### Activity 1
In the passage on Argentina's debt holdouts, copy the text from "Elliott spokesman Stephen" up to and including "declined to comment.".
### Activity 2
Translate this sentence from the passage on Argentina's debt holdouts into Spanish: "Elliott spokesman Stephen Spruiell didn’t respond to a telephone call seeking comment on the status of the talks."

═════ Source text ═════

The nation has refused to pay the $1.5 billion the holdouts won from the court ruling and says it can’t settle without exposing itself to an additional $120 billion in claims from other investors who also may demand sweeter terms.
A group of international banks, including Citigroup Inc. and JPMorgan have participated in talks with Argentine investors to buy holdouts’ debt claims. A stumbling block in reaching a deal is that there’s no guarantee from the government it will repay them once the bond clause restricting it from offering better restructuring terms expires at the end of the year, according to the person familiar with the talks.
Aurelius Capital Management LP, another hedge fund that was part of the lawsuit with Elliott, said yesterday that after holding talks with private parties, there’s “no realistic prospect” of reaching a solution.
“No proposal we received was remotely acceptable,” the New York-based firm said in a statement. “And no proposal made by us received a productive response.”
Elliott spokesman Stephen Spruiell didn’t respond to a telephone call seeking comment on the status of the talks.
JPMorgan spokeswoman Veronica Espinosa declined to comment on the talks. A Citigroup press official also declined to comment.
Argentina’s peso was little changed today at 8.2768 per dollar as of 2:16 p.m. in New York.
Holders of Argentina’s restructured foreign-currency bonds issued overseas can demand immediate repayment by invoking what’s known as a cross-default provision.
Under the terms, Argentina would have to pay the entire balance -- plus unpaid interest -- if holders of at least 25 percent of a bond series demand their money back.

═════ Supplied material ═════

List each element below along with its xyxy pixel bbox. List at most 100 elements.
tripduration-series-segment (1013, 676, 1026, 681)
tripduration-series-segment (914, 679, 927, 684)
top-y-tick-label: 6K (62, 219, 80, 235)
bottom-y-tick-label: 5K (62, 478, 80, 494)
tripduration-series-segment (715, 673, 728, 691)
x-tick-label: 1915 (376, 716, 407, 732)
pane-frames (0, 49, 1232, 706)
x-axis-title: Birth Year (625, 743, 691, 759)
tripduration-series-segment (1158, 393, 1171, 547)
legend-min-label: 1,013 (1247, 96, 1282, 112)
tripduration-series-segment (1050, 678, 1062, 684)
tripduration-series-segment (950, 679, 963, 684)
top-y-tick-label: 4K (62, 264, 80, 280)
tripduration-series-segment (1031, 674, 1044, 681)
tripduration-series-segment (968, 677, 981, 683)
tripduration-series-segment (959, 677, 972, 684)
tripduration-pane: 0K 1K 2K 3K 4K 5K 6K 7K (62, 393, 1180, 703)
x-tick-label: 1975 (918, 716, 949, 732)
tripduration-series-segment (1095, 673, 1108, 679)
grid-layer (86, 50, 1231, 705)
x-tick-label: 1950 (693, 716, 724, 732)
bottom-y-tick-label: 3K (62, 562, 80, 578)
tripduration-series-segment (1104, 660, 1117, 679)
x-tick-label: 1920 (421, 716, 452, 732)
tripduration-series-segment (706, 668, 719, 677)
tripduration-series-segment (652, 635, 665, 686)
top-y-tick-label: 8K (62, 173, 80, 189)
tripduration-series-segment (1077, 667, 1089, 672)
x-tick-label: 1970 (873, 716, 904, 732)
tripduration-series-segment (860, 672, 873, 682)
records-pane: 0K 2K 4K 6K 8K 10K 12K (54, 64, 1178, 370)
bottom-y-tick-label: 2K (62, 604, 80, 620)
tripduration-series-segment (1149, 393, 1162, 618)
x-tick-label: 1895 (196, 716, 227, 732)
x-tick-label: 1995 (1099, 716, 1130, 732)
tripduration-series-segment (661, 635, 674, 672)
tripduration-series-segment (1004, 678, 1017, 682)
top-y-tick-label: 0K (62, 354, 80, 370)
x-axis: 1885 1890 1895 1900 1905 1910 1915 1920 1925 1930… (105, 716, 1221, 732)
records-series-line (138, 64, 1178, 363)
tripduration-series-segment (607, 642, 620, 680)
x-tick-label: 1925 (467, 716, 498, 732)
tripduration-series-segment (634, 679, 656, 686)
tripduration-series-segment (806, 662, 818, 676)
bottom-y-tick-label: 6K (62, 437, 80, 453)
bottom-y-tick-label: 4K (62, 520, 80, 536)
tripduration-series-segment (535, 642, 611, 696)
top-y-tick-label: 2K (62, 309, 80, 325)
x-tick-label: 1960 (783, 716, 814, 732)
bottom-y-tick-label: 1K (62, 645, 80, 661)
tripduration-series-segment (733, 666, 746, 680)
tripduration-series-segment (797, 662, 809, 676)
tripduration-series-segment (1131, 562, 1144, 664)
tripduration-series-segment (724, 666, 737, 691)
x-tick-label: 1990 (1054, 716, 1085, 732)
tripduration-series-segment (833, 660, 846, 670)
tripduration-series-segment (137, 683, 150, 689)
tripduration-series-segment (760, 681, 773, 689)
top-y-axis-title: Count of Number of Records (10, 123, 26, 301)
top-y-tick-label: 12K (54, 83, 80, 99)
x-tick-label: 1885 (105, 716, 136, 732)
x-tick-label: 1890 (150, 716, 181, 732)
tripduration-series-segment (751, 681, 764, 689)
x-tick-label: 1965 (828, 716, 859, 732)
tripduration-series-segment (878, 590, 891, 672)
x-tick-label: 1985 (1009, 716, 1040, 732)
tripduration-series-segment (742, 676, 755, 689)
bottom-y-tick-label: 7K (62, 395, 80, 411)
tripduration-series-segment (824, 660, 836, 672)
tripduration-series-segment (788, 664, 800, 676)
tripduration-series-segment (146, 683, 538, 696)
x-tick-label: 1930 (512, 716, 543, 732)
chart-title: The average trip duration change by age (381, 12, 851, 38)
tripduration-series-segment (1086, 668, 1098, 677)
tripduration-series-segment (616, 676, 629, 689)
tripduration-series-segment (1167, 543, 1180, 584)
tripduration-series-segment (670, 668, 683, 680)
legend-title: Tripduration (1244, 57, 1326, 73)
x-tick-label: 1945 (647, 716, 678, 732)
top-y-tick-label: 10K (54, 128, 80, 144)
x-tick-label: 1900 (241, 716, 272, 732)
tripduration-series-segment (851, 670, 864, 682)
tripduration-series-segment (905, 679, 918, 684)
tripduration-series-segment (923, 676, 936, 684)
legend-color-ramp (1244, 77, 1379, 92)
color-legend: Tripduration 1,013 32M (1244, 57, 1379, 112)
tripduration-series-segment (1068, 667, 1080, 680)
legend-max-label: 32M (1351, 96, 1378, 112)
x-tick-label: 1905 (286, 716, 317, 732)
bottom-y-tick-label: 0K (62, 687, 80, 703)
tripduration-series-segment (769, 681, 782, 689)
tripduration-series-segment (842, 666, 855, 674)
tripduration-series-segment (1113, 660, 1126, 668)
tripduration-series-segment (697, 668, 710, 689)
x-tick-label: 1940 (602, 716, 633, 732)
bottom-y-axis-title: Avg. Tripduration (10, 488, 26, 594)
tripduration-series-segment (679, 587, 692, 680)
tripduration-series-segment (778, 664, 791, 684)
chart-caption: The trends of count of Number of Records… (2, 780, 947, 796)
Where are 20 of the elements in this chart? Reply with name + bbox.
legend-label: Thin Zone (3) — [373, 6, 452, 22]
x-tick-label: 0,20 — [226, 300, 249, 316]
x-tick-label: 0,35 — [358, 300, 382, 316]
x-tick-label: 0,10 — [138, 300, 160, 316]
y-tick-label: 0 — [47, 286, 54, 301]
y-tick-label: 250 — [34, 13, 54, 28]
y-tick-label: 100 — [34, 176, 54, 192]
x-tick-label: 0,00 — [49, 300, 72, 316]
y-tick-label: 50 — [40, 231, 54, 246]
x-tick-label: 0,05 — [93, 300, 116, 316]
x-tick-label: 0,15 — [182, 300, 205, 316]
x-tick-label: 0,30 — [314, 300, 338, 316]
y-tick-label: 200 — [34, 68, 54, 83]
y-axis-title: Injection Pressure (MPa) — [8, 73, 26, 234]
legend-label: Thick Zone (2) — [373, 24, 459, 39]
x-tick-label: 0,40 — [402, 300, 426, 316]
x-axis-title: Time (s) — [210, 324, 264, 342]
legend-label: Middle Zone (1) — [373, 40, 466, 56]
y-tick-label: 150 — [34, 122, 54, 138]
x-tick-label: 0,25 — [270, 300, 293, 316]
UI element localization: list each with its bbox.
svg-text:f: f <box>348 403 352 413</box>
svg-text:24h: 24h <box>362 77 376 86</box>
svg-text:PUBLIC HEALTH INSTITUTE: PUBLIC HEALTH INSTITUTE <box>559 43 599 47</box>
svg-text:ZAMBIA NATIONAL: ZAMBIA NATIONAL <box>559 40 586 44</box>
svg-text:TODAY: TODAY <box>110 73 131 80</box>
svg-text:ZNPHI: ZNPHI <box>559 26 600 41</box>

═════

### Exercise output 1
Elliott spokesman Stephen Spruiell didn’t respond to a telephone call seeking comment on the status of the talks.
JPMorgan spokeswoman Veronica Espinosa declined to comment on the talks. A Citigroup press official also declined to comment.

### Exercise output 2
El portavoz de Elliott, Stephen Spruiell, no respondió a una llamada telefónica en la que se le pedía un comentario sobre el estado de las conversaciones.